> Task description
Gather all lines in the records below that include the word "critical".

> Data shown

◇ ◇ ◇ ◇ ◇ ◇ ◇

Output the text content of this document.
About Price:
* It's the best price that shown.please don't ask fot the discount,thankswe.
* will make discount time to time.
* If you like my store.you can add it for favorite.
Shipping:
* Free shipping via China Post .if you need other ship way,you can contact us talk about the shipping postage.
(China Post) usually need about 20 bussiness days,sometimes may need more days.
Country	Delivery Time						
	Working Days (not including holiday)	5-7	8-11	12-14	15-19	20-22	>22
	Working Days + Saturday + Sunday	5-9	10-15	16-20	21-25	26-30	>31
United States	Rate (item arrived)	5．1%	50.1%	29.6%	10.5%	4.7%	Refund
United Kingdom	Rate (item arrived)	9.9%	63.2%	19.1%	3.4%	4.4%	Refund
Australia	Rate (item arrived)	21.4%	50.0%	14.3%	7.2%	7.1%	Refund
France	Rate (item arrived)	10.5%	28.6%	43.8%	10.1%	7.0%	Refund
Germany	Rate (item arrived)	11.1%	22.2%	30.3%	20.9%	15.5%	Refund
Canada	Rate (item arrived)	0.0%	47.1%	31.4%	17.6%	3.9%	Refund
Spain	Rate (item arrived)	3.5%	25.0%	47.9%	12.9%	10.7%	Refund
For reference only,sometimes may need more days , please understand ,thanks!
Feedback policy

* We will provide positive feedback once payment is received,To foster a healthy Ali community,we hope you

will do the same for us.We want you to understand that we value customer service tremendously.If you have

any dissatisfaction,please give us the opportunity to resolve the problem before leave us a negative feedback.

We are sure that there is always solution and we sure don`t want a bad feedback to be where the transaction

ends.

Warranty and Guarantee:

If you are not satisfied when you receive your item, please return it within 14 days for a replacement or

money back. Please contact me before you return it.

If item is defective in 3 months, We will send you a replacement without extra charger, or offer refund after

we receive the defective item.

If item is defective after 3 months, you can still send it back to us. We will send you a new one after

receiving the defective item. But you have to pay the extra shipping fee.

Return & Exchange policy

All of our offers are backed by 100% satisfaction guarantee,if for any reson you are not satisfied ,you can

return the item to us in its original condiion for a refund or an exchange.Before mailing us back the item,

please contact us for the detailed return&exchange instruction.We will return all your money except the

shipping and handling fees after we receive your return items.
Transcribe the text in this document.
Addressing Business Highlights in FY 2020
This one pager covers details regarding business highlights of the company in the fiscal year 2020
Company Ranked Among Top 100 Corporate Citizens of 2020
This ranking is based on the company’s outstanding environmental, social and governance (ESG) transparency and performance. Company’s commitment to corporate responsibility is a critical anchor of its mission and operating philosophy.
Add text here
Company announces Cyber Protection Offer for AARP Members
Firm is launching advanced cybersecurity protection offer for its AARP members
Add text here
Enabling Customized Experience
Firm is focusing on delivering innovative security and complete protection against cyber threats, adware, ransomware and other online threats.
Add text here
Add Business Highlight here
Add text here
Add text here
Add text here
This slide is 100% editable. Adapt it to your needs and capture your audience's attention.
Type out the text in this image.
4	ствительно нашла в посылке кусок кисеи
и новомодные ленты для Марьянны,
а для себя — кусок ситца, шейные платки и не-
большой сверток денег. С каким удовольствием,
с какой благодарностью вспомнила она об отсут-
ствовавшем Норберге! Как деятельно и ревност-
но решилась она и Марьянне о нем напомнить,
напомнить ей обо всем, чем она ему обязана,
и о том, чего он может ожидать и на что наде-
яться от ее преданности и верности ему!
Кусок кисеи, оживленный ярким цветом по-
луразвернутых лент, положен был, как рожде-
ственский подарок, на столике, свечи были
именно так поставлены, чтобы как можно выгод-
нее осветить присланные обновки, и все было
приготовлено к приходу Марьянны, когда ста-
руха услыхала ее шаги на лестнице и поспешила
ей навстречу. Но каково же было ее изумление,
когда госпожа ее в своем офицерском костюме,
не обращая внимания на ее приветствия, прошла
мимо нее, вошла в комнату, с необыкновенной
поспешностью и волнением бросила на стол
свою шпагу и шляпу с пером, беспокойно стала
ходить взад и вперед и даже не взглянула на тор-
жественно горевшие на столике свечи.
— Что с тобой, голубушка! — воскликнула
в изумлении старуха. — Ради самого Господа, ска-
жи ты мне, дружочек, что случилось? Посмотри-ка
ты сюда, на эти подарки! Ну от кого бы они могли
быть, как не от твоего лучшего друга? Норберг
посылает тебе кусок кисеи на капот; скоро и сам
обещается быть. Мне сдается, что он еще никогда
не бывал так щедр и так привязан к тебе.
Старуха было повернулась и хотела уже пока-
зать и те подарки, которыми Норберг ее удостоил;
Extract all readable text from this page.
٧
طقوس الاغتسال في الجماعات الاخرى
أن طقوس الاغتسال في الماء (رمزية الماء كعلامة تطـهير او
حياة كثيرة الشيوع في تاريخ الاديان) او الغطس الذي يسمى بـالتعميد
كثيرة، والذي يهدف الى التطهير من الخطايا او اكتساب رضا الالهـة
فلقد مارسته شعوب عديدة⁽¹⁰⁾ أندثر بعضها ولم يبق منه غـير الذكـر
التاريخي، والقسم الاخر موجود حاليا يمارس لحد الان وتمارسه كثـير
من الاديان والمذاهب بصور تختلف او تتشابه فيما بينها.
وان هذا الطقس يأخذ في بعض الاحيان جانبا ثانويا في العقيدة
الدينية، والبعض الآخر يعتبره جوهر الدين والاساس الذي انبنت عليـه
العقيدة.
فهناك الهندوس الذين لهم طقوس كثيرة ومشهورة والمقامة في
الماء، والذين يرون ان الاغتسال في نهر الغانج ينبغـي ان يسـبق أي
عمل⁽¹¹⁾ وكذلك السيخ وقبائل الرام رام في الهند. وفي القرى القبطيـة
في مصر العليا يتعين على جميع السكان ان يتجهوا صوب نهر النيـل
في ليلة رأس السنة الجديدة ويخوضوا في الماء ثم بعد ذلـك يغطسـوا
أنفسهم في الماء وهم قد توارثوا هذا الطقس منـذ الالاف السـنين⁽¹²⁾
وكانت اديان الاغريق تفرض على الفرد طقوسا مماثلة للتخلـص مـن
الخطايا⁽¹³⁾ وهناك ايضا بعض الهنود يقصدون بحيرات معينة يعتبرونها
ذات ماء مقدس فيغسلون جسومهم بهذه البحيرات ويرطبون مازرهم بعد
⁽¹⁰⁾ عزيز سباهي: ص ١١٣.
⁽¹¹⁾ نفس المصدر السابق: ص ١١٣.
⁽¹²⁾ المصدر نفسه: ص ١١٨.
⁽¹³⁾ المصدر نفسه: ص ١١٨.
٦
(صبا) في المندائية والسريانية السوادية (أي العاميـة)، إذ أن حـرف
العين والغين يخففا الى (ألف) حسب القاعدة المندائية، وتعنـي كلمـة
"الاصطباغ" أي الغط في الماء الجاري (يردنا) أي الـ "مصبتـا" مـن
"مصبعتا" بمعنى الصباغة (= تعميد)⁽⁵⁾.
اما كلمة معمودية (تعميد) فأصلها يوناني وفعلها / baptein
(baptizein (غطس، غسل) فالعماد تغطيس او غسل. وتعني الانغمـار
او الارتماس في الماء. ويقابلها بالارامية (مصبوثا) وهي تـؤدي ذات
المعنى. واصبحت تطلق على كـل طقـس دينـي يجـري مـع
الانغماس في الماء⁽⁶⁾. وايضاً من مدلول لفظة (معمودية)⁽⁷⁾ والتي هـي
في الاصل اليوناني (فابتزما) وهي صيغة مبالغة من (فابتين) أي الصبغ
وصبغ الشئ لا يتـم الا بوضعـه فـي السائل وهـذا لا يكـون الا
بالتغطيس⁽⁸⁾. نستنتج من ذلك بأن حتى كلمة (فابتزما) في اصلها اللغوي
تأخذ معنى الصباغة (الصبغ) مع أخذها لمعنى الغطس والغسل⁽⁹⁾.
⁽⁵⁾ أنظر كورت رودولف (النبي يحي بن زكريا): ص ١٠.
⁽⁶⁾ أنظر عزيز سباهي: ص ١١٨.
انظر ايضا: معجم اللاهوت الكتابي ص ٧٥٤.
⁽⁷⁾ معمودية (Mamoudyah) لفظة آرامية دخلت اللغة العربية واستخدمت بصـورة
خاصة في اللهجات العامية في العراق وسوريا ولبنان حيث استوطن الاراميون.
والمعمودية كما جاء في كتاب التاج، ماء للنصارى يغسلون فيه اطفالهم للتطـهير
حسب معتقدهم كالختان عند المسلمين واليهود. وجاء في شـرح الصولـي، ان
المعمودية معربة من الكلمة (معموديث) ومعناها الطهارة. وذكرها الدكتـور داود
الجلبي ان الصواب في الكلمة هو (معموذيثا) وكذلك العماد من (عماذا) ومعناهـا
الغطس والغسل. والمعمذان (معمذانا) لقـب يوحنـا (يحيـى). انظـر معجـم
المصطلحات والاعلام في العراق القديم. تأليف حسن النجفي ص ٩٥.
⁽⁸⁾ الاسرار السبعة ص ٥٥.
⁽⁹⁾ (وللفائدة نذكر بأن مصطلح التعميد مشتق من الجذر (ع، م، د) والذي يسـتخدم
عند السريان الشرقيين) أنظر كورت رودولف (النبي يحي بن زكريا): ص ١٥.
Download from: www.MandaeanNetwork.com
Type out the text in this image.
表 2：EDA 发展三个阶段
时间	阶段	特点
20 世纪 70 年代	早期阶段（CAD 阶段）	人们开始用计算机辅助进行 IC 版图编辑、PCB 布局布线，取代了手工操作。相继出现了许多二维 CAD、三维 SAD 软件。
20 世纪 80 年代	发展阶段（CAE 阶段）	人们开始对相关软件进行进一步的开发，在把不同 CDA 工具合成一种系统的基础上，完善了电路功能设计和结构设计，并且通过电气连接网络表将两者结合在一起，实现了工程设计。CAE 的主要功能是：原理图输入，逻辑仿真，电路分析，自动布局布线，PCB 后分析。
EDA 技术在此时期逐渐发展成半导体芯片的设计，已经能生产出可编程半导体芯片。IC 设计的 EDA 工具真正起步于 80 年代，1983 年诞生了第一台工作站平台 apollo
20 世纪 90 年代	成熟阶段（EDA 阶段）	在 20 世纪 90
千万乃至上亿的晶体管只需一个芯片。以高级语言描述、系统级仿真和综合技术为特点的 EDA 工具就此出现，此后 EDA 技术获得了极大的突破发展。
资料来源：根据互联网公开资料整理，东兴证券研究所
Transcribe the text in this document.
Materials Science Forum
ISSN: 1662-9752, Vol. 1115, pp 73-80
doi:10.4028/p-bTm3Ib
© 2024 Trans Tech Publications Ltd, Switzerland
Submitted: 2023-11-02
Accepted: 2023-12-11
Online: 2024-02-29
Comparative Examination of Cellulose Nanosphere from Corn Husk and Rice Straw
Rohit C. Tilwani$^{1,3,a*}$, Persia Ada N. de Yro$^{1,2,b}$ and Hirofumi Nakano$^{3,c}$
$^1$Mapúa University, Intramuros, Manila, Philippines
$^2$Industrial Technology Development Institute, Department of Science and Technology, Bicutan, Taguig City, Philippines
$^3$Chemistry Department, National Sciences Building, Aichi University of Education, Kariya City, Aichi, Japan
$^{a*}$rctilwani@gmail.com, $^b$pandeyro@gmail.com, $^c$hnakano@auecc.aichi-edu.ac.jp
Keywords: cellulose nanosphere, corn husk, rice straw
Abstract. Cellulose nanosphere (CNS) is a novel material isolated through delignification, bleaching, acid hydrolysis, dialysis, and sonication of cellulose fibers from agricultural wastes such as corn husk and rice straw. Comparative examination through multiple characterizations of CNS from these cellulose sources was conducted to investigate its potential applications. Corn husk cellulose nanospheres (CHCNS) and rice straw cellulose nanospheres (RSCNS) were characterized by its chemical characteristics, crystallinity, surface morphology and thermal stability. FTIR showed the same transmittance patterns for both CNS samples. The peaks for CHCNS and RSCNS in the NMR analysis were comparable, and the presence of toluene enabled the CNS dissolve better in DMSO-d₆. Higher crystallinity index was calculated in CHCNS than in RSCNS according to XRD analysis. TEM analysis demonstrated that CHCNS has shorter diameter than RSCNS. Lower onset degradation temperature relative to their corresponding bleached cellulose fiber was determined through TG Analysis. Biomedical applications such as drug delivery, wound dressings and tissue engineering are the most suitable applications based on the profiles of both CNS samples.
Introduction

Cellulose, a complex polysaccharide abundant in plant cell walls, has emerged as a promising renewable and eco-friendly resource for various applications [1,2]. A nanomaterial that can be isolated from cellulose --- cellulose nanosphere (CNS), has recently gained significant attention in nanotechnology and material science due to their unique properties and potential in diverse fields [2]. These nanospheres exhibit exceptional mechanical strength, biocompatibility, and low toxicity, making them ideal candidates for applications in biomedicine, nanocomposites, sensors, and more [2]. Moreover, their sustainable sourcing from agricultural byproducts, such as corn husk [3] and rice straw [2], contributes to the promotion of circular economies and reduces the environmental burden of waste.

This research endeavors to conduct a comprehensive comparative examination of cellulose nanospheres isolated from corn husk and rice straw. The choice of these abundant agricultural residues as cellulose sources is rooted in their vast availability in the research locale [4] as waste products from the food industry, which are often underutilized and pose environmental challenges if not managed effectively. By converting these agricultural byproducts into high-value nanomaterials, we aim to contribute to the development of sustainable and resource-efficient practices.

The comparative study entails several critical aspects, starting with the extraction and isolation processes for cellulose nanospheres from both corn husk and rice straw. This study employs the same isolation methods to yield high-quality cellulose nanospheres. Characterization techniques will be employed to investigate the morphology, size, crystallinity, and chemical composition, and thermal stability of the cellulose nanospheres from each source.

◇ ◇ ◇ ◇ ◇ ◇ ◇

> Correct response
This ranking is based on the company’s outstanding environmental, social and governance (ESG) transparency and performance. Company’s commitment to corporate responsibility is a critical anchor of its mission and operating philosophy.
The comparative study entails several critical aspects, starting with the extraction and isolation processes for cellulose nanospheres from both corn husk and rice straw. This study employs the same isolation methods to yield high-quality cellulose nanospheres. Characterization techniques will be employed to investigate the morphology, size, crystallinity, and chemical composition, and thermal stability of the cellulose nanospheres from each source.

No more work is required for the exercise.